If you’ve been an avid watcher of the Inspector Morse on TV, you probably remember some of the beautiful shots inside the famous Oxford colleges. Naturally, you would have come across similar scenes in other TV shows about the Oxford area, but only Morse took its viewer deep down into the life of Oxford students in the late 80s and the 90s. And let’s be honest, it did look like a marvellous place to be, full of opportunities and powerful minds. Unfortunately, not everyone can go to Oxford. You need a happy mixture of grades and personality… Also, you need to be able to afford the life in town. Oxford is only one example out of many. When you think about it, it seems that our children will struggle with the challenges of an expensive education, while we might not have faced the same difficulties.

(Dataset items)
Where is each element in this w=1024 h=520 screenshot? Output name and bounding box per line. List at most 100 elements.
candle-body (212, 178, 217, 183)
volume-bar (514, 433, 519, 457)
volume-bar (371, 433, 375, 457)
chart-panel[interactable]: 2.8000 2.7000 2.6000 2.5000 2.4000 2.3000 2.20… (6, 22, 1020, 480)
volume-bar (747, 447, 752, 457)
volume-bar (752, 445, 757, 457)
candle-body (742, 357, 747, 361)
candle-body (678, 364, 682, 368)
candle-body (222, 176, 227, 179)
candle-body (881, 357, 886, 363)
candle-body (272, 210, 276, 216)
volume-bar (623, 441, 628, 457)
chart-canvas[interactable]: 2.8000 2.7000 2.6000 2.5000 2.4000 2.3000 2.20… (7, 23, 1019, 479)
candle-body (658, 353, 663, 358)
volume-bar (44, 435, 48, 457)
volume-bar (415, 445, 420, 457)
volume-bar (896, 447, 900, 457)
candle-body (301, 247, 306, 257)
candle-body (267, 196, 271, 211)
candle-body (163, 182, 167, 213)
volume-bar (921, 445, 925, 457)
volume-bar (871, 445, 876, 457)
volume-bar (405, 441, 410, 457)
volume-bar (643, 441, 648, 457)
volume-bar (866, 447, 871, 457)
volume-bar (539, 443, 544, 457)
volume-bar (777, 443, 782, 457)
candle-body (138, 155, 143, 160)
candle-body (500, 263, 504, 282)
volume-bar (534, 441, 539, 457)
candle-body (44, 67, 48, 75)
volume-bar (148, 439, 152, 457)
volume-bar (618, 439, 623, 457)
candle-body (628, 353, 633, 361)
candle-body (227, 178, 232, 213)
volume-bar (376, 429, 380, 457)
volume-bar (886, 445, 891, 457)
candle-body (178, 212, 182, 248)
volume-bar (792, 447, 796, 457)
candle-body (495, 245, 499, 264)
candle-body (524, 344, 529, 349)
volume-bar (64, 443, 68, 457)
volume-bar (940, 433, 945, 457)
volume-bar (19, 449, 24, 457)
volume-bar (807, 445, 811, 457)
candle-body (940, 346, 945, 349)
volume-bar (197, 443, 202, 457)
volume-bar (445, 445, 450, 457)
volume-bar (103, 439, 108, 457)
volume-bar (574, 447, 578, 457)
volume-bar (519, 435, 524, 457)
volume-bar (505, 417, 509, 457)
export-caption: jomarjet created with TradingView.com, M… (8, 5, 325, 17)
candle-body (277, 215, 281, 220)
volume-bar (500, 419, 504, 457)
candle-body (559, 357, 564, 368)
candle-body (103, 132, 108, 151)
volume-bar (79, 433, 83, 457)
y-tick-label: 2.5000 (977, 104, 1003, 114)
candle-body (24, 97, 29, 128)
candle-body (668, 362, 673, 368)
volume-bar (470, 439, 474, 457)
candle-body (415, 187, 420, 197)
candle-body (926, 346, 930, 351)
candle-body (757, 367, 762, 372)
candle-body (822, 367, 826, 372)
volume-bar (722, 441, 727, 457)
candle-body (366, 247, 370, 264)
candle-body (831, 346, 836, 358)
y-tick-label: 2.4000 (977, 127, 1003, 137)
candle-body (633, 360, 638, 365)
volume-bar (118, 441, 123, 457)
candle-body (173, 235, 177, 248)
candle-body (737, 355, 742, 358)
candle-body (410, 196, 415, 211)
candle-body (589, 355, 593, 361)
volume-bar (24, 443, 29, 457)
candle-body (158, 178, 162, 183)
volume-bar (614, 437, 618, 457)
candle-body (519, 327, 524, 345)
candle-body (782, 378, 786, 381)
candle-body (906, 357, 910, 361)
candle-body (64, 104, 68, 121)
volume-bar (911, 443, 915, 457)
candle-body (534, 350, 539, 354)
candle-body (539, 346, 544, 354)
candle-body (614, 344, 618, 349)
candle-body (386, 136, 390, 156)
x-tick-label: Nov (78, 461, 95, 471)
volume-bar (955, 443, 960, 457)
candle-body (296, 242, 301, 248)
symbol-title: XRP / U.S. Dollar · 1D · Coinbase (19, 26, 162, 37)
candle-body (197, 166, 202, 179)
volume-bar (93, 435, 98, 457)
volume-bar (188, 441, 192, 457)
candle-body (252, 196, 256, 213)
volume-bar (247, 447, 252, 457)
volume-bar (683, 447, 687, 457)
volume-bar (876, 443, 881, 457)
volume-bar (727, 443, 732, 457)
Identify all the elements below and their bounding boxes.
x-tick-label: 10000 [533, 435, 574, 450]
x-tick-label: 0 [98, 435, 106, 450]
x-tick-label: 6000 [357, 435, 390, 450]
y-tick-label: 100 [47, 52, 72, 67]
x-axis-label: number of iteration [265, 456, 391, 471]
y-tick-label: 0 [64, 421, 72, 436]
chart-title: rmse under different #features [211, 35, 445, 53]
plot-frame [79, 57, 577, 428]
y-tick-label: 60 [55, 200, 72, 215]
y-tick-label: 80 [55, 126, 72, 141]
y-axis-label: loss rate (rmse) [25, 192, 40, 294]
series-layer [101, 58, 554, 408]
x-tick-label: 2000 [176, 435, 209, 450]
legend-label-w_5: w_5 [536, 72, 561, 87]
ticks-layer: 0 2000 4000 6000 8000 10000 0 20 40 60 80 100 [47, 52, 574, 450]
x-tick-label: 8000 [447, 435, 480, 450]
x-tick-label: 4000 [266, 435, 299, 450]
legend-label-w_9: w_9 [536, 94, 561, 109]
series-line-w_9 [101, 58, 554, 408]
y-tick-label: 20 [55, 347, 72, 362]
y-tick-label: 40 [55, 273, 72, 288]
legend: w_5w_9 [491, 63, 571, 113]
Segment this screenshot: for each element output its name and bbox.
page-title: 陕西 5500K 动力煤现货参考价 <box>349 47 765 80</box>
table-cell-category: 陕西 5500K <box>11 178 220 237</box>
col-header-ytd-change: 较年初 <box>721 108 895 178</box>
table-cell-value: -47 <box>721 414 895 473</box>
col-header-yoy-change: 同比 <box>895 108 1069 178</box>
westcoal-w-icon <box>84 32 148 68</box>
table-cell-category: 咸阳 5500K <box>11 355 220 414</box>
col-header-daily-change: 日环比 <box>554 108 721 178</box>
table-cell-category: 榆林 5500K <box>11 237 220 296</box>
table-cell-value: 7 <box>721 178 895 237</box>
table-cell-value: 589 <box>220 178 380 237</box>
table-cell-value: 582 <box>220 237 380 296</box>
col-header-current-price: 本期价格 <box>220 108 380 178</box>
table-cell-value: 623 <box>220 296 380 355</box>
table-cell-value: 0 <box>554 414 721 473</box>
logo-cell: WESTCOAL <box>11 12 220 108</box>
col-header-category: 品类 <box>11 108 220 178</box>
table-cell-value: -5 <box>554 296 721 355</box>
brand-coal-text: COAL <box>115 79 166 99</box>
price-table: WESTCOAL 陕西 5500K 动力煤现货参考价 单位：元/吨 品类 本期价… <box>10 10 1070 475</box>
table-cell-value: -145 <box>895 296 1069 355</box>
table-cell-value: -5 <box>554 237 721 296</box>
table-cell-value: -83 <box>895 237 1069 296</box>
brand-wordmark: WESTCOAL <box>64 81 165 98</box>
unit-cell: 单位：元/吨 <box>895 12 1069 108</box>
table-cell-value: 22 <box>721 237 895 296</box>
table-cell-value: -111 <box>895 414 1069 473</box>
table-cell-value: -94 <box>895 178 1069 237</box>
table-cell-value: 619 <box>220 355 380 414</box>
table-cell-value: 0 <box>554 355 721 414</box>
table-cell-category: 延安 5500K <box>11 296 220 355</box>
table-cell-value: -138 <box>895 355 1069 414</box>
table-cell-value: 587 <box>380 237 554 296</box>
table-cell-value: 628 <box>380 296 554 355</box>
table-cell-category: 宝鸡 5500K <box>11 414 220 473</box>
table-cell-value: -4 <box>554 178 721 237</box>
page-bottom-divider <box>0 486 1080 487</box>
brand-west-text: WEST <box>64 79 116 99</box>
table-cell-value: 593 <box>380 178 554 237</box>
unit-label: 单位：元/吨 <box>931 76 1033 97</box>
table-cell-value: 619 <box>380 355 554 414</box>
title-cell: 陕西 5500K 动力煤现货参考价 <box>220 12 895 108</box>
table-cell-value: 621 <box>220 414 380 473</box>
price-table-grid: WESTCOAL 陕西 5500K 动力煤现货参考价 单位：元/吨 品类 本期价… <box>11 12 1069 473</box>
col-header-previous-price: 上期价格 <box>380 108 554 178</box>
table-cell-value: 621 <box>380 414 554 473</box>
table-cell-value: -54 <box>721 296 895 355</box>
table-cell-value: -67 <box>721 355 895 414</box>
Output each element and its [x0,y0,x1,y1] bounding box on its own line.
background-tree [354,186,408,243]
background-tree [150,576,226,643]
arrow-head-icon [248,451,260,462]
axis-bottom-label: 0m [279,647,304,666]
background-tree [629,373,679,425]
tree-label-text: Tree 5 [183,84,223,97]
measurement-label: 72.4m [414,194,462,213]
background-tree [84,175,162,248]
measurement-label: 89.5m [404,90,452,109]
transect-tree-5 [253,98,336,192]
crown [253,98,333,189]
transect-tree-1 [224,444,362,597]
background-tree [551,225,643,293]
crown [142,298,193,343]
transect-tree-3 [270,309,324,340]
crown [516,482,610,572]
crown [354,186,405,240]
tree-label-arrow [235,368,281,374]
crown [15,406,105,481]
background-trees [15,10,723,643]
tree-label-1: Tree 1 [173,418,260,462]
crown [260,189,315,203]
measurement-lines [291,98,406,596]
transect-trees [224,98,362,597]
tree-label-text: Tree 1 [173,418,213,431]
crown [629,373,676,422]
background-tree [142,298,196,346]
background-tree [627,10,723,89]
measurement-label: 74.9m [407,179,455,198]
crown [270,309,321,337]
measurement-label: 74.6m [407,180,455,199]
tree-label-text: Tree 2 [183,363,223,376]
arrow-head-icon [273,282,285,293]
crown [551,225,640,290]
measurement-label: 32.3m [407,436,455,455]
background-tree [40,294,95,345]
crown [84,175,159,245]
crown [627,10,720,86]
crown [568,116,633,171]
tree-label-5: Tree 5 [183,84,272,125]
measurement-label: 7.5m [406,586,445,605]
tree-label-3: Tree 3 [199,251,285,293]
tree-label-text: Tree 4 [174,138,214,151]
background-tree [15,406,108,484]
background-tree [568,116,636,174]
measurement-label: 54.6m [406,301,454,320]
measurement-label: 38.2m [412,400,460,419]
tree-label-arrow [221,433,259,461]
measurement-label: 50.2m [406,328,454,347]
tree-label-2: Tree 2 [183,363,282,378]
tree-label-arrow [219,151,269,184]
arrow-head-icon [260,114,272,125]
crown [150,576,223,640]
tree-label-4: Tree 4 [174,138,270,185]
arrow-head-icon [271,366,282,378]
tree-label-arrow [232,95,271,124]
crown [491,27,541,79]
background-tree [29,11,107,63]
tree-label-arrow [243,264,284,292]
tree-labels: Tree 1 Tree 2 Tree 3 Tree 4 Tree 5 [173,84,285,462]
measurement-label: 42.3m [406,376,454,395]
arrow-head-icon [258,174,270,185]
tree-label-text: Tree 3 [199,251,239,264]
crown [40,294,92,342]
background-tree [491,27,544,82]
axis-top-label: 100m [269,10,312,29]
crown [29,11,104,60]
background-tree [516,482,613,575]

Goal of the exercise: Please copy out the entire passage about Inspector Morse and Oxford word for word. These records were taken from a separate source.

Answer below:
If you’ve been an avid watcher of the Inspector Morse on TV, you probably remember some of the beautiful shots inside the famous Oxford colleges. Naturally, you would have come across similar scenes in other TV shows about the Oxford area, but only Morse took its viewer deep down into the life of Oxford students in the late 80s and the 90s. And let’s be honest, it did look like a marvellous place to be, full of opportunities and powerful minds. Unfortunately, not everyone can go to Oxford. You need a happy mixture of grades and personality… Also, you need to be able to afford the life in town. Oxford is only one example out of many. When you think about it, it seems that our children will struggle with the challenges of an expensive education, while we might not have faced the same difficulties.